What to do:
Track down every line below that holds "service" and copy it.

====

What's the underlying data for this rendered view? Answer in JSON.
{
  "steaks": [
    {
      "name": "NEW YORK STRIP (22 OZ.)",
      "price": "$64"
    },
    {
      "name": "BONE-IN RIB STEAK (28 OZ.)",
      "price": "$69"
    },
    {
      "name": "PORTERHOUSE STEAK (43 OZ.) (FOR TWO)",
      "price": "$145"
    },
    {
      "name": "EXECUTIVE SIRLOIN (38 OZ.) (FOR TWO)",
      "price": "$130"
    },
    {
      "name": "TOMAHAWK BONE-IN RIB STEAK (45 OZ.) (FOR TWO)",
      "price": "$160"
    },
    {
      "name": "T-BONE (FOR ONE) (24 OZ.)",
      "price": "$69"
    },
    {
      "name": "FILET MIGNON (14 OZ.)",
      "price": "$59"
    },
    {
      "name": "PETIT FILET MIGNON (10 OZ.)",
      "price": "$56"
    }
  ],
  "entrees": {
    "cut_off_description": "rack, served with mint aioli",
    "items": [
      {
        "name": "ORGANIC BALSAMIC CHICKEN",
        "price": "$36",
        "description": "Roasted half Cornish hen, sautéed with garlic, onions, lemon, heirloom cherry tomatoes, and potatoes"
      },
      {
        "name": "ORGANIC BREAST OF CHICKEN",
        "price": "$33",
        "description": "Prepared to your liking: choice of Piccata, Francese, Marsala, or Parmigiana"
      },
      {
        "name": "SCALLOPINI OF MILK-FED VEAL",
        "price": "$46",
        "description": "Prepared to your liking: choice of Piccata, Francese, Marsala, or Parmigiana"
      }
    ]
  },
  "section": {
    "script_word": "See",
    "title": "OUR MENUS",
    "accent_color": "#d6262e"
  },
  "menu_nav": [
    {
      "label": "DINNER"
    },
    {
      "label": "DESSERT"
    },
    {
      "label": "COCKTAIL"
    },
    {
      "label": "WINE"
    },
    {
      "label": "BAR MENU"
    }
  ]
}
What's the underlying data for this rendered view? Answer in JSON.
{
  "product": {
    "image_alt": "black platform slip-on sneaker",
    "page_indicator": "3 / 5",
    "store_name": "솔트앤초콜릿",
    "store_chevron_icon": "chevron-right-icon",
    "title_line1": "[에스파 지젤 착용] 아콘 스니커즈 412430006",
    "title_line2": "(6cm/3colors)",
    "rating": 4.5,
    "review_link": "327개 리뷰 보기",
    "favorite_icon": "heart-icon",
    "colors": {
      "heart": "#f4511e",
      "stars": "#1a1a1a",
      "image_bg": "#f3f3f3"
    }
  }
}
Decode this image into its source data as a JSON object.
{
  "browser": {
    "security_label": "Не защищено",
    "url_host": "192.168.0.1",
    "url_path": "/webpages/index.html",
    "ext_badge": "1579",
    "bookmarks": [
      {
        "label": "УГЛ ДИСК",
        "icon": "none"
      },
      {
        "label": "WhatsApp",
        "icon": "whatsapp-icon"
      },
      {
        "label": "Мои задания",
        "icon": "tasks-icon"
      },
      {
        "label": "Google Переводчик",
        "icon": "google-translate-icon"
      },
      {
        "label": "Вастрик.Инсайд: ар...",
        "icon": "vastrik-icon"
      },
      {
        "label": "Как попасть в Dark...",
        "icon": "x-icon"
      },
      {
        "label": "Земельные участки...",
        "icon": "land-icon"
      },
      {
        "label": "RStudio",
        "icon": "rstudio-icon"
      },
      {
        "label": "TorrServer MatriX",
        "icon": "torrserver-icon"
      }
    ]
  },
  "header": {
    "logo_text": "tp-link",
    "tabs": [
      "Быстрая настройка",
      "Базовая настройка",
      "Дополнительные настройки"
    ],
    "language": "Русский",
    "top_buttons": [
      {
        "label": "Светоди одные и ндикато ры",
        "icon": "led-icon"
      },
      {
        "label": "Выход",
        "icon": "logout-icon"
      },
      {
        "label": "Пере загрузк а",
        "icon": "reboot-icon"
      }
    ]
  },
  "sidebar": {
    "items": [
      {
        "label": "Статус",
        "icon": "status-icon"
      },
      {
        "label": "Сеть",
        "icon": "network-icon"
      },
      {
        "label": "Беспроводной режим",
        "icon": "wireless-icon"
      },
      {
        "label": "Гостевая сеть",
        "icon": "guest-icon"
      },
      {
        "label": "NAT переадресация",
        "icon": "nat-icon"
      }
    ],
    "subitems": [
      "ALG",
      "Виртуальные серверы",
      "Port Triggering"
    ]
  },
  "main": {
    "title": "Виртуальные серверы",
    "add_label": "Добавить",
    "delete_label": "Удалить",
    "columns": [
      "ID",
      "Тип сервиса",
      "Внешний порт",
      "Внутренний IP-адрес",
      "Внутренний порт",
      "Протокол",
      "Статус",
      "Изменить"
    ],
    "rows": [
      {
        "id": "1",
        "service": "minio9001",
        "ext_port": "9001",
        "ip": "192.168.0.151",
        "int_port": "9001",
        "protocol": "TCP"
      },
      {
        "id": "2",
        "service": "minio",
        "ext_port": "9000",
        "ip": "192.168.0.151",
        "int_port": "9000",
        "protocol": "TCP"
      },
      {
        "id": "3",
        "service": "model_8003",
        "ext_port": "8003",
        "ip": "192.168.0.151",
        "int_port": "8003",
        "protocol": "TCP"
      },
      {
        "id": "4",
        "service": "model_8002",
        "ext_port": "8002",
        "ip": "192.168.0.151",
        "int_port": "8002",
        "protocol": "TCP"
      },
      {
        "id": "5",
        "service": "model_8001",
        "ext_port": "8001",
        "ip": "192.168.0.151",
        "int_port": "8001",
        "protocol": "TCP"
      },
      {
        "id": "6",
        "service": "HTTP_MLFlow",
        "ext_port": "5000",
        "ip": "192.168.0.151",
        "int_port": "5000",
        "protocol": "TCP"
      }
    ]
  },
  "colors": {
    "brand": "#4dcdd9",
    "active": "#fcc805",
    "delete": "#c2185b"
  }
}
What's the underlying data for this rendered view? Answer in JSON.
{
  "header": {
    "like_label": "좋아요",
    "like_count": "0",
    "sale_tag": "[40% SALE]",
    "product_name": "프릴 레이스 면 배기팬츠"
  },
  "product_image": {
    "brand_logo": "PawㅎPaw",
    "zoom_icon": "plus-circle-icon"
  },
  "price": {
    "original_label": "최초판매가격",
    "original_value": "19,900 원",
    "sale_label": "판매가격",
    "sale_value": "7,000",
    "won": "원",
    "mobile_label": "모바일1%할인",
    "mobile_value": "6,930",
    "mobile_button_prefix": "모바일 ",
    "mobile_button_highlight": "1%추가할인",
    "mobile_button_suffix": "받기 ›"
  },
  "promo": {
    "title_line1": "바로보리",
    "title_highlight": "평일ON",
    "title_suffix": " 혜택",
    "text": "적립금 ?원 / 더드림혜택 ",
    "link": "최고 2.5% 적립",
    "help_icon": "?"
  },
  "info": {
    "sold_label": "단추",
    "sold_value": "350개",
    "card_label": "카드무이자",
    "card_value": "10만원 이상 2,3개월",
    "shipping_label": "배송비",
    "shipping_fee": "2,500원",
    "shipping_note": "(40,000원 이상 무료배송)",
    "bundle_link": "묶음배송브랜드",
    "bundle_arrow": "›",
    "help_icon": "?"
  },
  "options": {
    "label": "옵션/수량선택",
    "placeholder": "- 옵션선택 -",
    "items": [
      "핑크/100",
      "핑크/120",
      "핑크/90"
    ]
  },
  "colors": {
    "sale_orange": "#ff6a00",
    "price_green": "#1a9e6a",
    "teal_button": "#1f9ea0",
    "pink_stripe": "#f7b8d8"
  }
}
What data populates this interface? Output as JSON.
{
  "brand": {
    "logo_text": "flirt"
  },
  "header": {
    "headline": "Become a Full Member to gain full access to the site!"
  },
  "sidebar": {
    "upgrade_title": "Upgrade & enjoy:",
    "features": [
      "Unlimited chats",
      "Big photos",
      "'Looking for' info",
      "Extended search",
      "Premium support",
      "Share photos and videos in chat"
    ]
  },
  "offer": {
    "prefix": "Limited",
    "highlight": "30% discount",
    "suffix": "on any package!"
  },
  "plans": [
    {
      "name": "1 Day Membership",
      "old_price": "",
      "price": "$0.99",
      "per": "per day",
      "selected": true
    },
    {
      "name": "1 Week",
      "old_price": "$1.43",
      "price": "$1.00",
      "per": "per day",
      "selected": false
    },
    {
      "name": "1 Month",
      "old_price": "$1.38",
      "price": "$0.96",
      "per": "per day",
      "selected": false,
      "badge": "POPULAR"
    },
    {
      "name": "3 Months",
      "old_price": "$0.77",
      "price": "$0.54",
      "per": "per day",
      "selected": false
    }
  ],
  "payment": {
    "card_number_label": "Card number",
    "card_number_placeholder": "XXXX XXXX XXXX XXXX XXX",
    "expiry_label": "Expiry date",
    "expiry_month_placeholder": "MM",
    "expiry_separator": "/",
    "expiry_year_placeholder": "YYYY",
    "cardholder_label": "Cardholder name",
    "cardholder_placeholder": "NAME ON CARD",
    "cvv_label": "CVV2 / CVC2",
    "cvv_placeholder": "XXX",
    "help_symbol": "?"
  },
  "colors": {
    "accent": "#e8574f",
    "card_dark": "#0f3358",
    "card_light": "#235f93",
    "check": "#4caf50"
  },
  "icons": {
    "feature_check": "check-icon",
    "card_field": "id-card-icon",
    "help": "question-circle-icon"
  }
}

====

Exercise output:
        "service": "minio9001",
        "service": "minio",
        "service": "model_8003",
        "service": "model_8002",
        "service": "model_8001",
        "service": "HTTP_MLFlow",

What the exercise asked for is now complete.